_Exercise aim_
Scan the material for the word "calculator", and copy each line where it shows up.

_Stored dataset items_

┌────────

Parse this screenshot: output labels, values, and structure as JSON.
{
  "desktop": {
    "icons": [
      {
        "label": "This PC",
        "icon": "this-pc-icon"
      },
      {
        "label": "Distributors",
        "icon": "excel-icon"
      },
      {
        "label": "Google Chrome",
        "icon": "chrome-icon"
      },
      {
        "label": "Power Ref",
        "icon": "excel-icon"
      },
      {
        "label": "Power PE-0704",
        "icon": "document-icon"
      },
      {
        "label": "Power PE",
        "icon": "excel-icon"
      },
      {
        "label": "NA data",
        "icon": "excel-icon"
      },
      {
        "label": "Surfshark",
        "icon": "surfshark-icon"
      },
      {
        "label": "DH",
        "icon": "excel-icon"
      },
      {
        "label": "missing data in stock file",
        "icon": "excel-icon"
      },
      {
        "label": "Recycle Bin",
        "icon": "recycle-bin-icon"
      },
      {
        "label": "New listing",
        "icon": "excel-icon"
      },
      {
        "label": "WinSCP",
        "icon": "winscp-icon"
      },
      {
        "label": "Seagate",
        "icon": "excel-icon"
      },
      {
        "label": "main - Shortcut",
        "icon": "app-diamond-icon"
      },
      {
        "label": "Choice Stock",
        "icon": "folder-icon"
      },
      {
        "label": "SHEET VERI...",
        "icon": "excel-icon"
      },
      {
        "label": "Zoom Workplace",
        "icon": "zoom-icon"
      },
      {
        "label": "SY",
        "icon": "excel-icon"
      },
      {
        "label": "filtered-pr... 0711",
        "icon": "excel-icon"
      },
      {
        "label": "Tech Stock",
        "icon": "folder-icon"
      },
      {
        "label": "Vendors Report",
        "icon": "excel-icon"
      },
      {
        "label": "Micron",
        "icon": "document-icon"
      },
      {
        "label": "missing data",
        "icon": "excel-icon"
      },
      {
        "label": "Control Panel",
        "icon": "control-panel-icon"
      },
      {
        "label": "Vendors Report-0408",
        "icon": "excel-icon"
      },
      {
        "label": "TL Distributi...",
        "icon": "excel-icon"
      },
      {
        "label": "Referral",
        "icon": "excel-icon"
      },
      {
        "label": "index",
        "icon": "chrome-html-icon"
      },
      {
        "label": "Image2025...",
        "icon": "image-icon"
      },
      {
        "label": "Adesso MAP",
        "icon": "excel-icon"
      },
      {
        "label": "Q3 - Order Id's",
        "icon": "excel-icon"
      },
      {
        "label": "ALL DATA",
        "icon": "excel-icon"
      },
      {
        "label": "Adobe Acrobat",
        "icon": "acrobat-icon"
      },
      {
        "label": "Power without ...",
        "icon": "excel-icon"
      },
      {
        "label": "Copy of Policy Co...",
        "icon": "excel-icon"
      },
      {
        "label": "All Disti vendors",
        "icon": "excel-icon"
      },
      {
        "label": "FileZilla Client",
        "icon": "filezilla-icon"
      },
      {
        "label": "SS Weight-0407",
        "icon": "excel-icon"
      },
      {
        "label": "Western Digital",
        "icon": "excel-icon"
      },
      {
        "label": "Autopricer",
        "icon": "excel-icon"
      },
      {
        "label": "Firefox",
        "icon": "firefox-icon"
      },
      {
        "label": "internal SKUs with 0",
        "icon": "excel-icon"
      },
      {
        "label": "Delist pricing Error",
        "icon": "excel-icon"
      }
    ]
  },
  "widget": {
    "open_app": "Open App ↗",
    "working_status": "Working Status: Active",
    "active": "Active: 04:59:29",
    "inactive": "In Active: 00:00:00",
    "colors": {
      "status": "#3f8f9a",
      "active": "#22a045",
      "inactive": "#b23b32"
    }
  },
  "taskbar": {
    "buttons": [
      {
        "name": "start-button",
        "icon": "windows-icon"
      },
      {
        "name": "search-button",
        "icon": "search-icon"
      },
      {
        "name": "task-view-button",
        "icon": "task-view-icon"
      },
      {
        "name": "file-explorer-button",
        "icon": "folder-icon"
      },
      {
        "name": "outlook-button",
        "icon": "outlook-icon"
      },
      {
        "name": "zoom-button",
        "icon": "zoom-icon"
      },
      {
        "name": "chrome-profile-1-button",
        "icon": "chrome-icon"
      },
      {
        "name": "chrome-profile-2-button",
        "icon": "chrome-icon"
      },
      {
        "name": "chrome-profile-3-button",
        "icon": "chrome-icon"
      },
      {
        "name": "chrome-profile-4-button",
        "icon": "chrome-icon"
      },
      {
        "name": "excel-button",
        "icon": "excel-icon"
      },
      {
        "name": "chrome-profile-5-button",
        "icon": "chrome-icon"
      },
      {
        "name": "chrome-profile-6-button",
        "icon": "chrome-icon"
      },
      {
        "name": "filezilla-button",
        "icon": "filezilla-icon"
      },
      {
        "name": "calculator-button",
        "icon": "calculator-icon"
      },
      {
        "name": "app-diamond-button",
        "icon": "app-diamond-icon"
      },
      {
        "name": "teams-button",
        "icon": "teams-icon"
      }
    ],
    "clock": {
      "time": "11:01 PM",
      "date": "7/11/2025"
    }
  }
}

└────────

_Exercise solution_
        "name": "calculator-button",
        "icon": "calculator-icon"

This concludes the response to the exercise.